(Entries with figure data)
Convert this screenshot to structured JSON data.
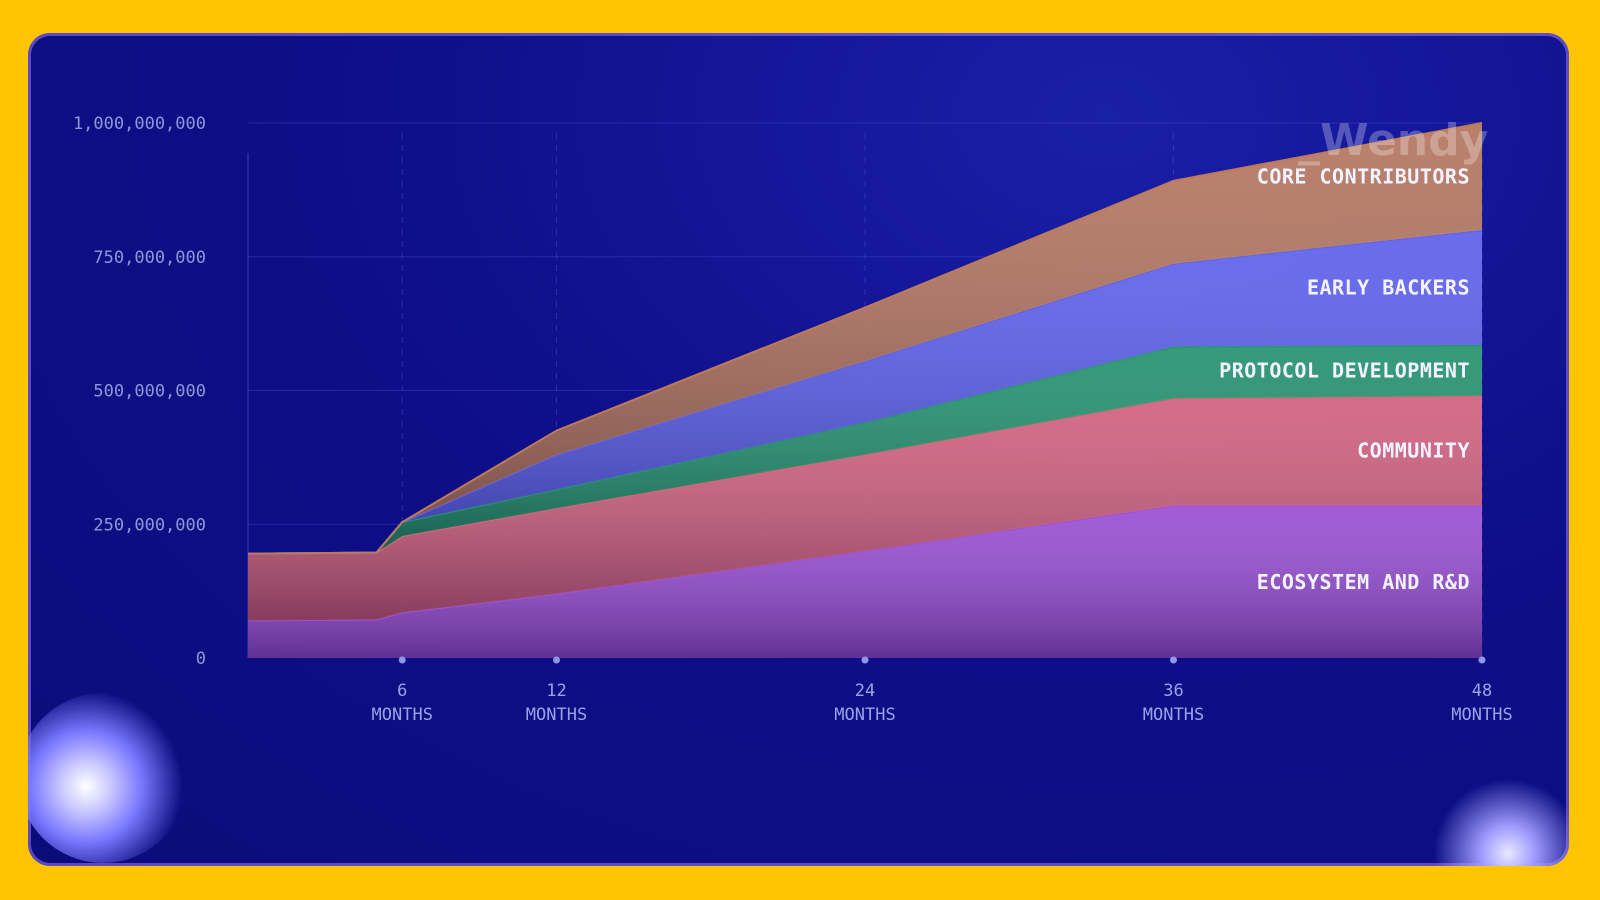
{
  "watermark": "_Wendy",
  "chart_data": {
    "type": "area",
    "stacked": true,
    "x": [
      0,
      5,
      6,
      12,
      24,
      36,
      48
    ],
    "x_ticks": [
      {
        "value": 6,
        "line1": "6",
        "line2": "MONTHS"
      },
      {
        "value": 12,
        "line1": "12",
        "line2": "MONTHS"
      },
      {
        "value": 24,
        "line1": "24",
        "line2": "MONTHS"
      },
      {
        "value": 36,
        "line1": "36",
        "line2": "MONTHS"
      },
      {
        "value": 48,
        "line1": "48",
        "line2": "MONTHS"
      }
    ],
    "y_ticks": [
      "0",
      "250,000,000",
      "500,000,000",
      "750,000,000",
      "1,000,000,000"
    ],
    "ylim": [
      0,
      1000000000
    ],
    "xlim": [
      0,
      48
    ],
    "grid": true,
    "series": [
      {
        "name": "ECOSYSTEM AND R&D",
        "color": "#a24fd8",
        "values": [
          70000000,
          72000000,
          85000000,
          120000000,
          200000000,
          285000000,
          285000000
        ]
      },
      {
        "name": "COMMUNITY",
        "color": "#e0637a",
        "values": [
          125000000,
          125000000,
          143000000,
          160000000,
          180000000,
          200000000,
          205000000
        ]
      },
      {
        "name": "PROTOCOL DEVELOPMENT",
        "color": "#1f9a66",
        "values": [
          0,
          0,
          26000000,
          35000000,
          60000000,
          97000000,
          95000000
        ]
      },
      {
        "name": "EARLY BACKERS",
        "color": "#5e63f2",
        "values": [
          0,
          0,
          0,
          65000000,
          115000000,
          155000000,
          215000000
        ]
      },
      {
        "name": "CORE CONTRIBUTORS",
        "color": "#c07a55",
        "values": [
          0,
          0,
          0,
          45000000,
          100000000,
          155000000,
          200000000
        ]
      }
    ]
  }
}
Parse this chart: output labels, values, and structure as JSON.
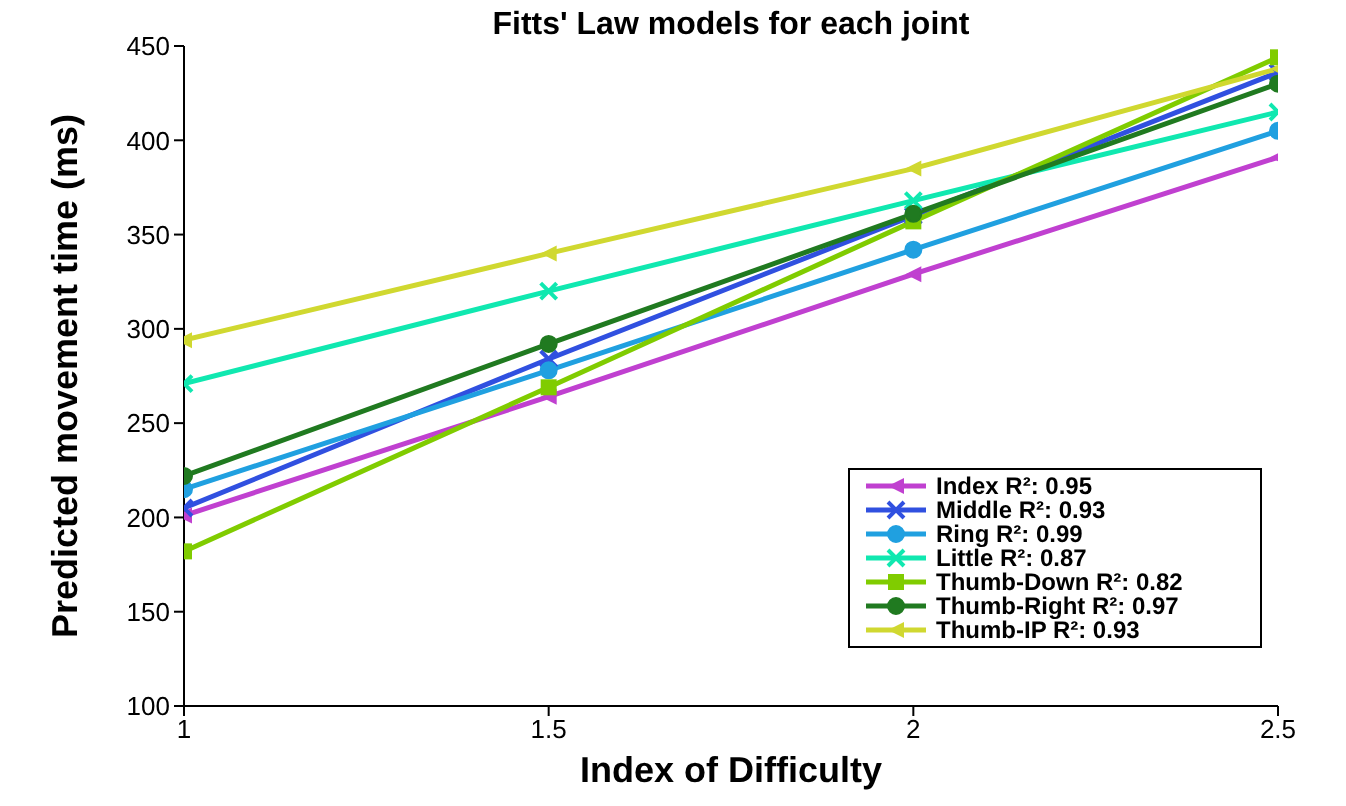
{
  "chart_data": {
    "type": "line",
    "title": "Fitts' Law models for each joint",
    "xlabel": "Index of Difficulty",
    "ylabel": "Predicted movement time (ms)",
    "x": [
      1,
      1.5,
      2,
      2.5
    ],
    "xlim": [
      1,
      2.5
    ],
    "xticks": [
      1,
      1.5,
      2,
      2.5
    ],
    "ylim": [
      100,
      450
    ],
    "yticks": [
      100,
      150,
      200,
      250,
      300,
      350,
      400,
      450
    ],
    "legend": "bottom right",
    "series": [
      {
        "name": "Index R²: 0.95",
        "color": "#c040d0",
        "marker": "triangle",
        "values": [
          201,
          264,
          329,
          391
        ]
      },
      {
        "name": "Middle R²: 0.93",
        "color": "#3050e0",
        "marker": "cross",
        "values": [
          205,
          284,
          360,
          436
        ]
      },
      {
        "name": "Ring R²: 0.99",
        "color": "#20a0e0",
        "marker": "circle",
        "values": [
          215,
          278,
          342,
          405
        ]
      },
      {
        "name": "Little R²: 0.87",
        "color": "#10e8b0",
        "marker": "cross",
        "values": [
          271,
          320,
          368,
          415
        ]
      },
      {
        "name": "Thumb-Down R²: 0.82",
        "color": "#80cc00",
        "marker": "square",
        "values": [
          182,
          269,
          357,
          444
        ]
      },
      {
        "name": "Thumb-Right R²: 0.97",
        "color": "#207a20",
        "marker": "circle",
        "values": [
          222,
          292,
          361,
          430
        ]
      },
      {
        "name": "Thumb-IP R²: 0.93",
        "color": "#d0d830",
        "marker": "triangle",
        "values": [
          294,
          340,
          385,
          438
        ]
      }
    ]
  }
}
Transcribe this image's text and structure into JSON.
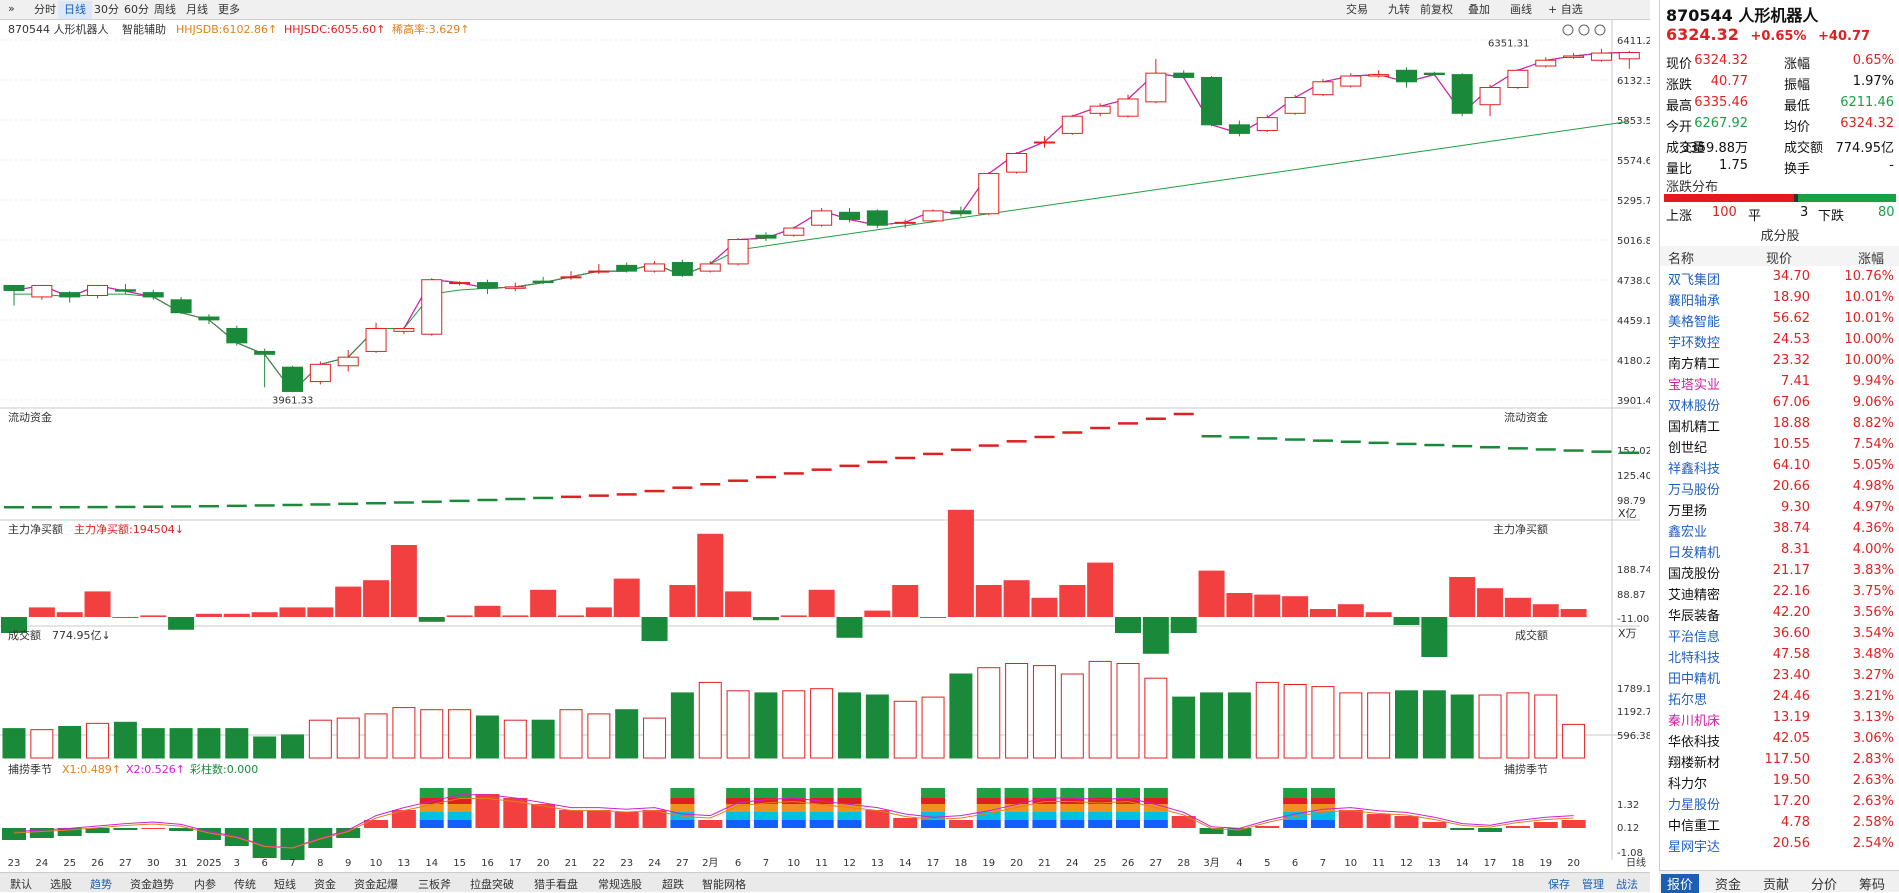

### Exercise aim:
Leave out the pictures and restate everything else word for word.

### Reply to the exercise:
Convert this screenshot to structured JSON data.
{
  "watermark": "_Wendy",
  "chart_data": {
    "type": "area",
    "stacked": true,
    "x": [
      0,
      5,
      6,
      12,
      24,
      36,
      48
    ],
    "x_ticks": [
      {
        "value": 6,
        "line1": "6",
        "line2": "MONTHS"
      },
      {
        "value": 12,
        "line1": "12",
        "line2": "MONTHS"
      },
      {
        "value": 24,
        "line1": "24",
        "line2": "MONTHS"
      },
      {
        "value": 36,
        "line1": "36",
        "line2": "MONTHS"
      },
      {
        "value": 48,
        "line1": "48",
        "line2": "MONTHS"
      }
    ],
    "y_ticks": [
      "0",
      "250,000,000",
      "500,000,000",
      "750,000,000",
      "1,000,000,000"
    ],
    "ylim": [
      0,
      1000000000
    ],
    "xlim": [
      0,
      48
    ],
    "grid": true,
    "series": [
      {
        "name": "ECOSYSTEM AND R&D",
        "color": "#a24fd8",
        "values": [
          70000000,
          72000000,
          85000000,
          120000000,
          200000000,
          285000000,
          285000000
        ]
      },
      {
        "name": "COMMUNITY",
        "color": "#e0637a",
        "values": [
          125000000,
          125000000,
          143000000,
          160000000,
          180000000,
          200000000,
          205000000
        ]
      },
      {
        "name": "PROTOCOL DEVELOPMENT",
        "color": "#1f9a66",
        "values": [
          0,
          0,
          26000000,
          35000000,
          60000000,
          97000000,
          95000000
        ]
      },
      {
        "name": "EARLY BACKERS",
        "color": "#5e63f2",
        "values": [
          0,
          0,
          0,
          65000000,
          115000000,
          155000000,
          215000000
        ]
      },
      {
        "name": "CORE CONTRIBUTORS",
        "color": "#c07a55",
        "values": [
          0,
          0,
          0,
          45000000,
          100000000,
          155000000,
          200000000
        ]
      }
    ]
  }
}
Parse this chart: output labels, values, and structure as JSON.
{
  "chart_data": {
    "type": "line",
    "title": "Fitts' Law models for each joint",
    "xlabel": "Index of Difficulty",
    "ylabel": "Predicted movement time (ms)",
    "x": [
      1,
      1.5,
      2,
      2.5
    ],
    "xlim": [
      1,
      2.5
    ],
    "xticks": [
      1,
      1.5,
      2,
      2.5
    ],
    "ylim": [
      100,
      450
    ],
    "yticks": [
      100,
      150,
      200,
      250,
      300,
      350,
      400,
      450
    ],
    "legend": "bottom right",
    "series": [
      {
        "name": "Index R²: 0.95",
        "color": "#c040d0",
        "marker": "triangle",
        "values": [
          201,
          264,
          329,
          391
        ]
      },
      {
        "name": "Middle R²: 0.93",
        "color": "#3050e0",
        "marker": "cross",
        "values": [
          205,
          284,
          360,
          436
        ]
      },
      {
        "name": "Ring R²: 0.99",
        "color": "#20a0e0",
        "marker": "circle",
        "values": [
          215,
          278,
          342,
          405
        ]
      },
      {
        "name": "Little R²: 0.87",
        "color": "#10e8b0",
        "marker": "cross",
        "values": [
          271,
          320,
          368,
          415
        ]
      },
      {
        "name": "Thumb-Down R²: 0.82",
        "color": "#80cc00",
        "marker": "square",
        "values": [
          182,
          269,
          357,
          444
        ]
      },
      {
        "name": "Thumb-Right R²: 0.97",
        "color": "#207a20",
        "marker": "circle",
        "values": [
          222,
          292,
          361,
          430
        ]
      },
      {
        "name": "Thumb-IP R²: 0.93",
        "color": "#d0d830",
        "marker": "triangle",
        "values": [
          294,
          340,
          385,
          438
        ]
      }
    ]
  }
}
Transcribe this image's text and structure into JSON.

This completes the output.